What you will do: Give the number of lines that contain the string "Probe", please, and nothing else.
#### Material provided ####
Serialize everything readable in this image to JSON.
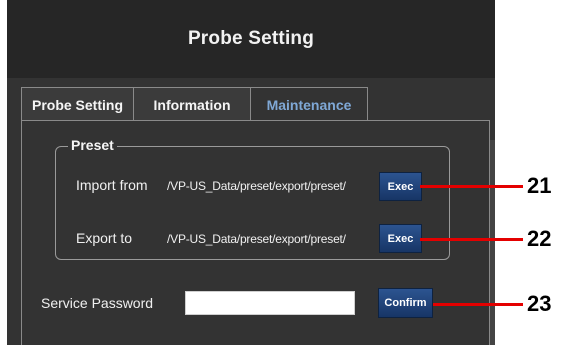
{
  "window": {
    "title": "Probe Setting"
  },
  "tabs": [
    {
      "label": "Probe Setting",
      "active": false
    },
    {
      "label": "Information",
      "active": false
    },
    {
      "label": "Maintenance",
      "active": true
    }
  ],
  "preset": {
    "legend": "Preset",
    "import_label": "Import from",
    "import_path": "/VP-US_Data/preset/export/preset/",
    "import_button": "Exec",
    "export_label": "Export to",
    "export_path": "/VP-US_Data/preset/export/preset/",
    "export_button": "Exec"
  },
  "service": {
    "label": "Service Password",
    "password_value": "",
    "confirm_button": "Confirm"
  },
  "callouts": [
    "21",
    "22",
    "23"
  ],
  "colors": {
    "panel": "#333333",
    "titlebar": "#262626",
    "active_tab_text": "#7fa8d6",
    "button": "#1f4079",
    "callout_line": "#e40000"
  }
}
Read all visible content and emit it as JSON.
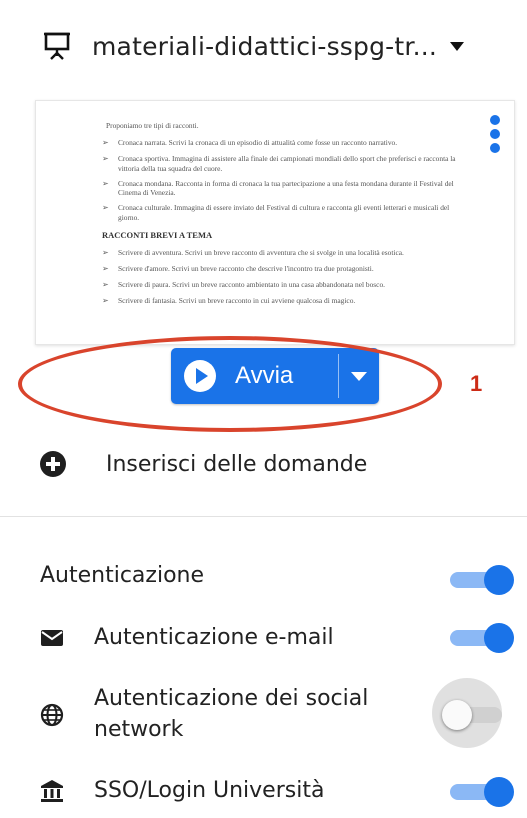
{
  "header": {
    "title": "materiali-didattici-sspg-tr...",
    "icon": "presentation-icon",
    "caret_icon": "caret-down-icon"
  },
  "preview": {
    "menu_icon": "kebab-menu-icon",
    "intro": "Proponiamo tre tipi di racconti.",
    "items_a": [
      "Cronaca narrata. Scrivi la cronaca di un episodio di attualità come fosse un racconto narrativo.",
      "Cronaca sportiva. Immagina di assistere alla finale dei campionati mondiali dello sport che preferisci e racconta la vittoria della tua squadra del cuore.",
      "Cronaca mondana. Racconta in forma di cronaca la tua partecipazione a una festa mondana durante il Festival del Cinema di Venezia.",
      "Cronaca culturale. Immagina di essere inviato del Festival di cultura e racconta gli eventi letterari e musicali del giorno."
    ],
    "heading": "RACCONTI BREVI A TEMA",
    "items_b": [
      "Scrivere di avventura. Scrivi un breve racconto di avventura che si svolge in una località esotica.",
      "Scrivere d'amore. Scrivi un breve racconto che descrive l'incontro tra due protagonisti.",
      "Scrivere di paura. Scrivi un breve racconto ambientato in una casa abbandonata nel bosco.",
      "Scrivere di fantasia. Scrivi un breve racconto in cui avviene qualcosa di magico."
    ]
  },
  "start_button": {
    "label": "Avvia",
    "play_icon": "play-icon",
    "dropdown_icon": "caret-down-icon"
  },
  "annotation": {
    "number": "1",
    "color": "#d9442c"
  },
  "insert_questions": {
    "label": "Inserisci delle domande",
    "icon": "plus-circle-icon"
  },
  "authentication": {
    "heading": "Autenticazione",
    "heading_enabled": true,
    "options": [
      {
        "label": "Autenticazione e-mail",
        "icon": "envelope-icon",
        "enabled": true
      },
      {
        "label": "Autenticazione dei social network",
        "icon": "globe-icon",
        "enabled": false
      },
      {
        "label": "SSO/Login Università",
        "icon": "university-icon",
        "enabled": true
      }
    ]
  },
  "colors": {
    "accent": "#1a73e8",
    "accent_light": "#8bb8f5",
    "annotation": "#d9442c"
  }
}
####
Solution to this exercise: 2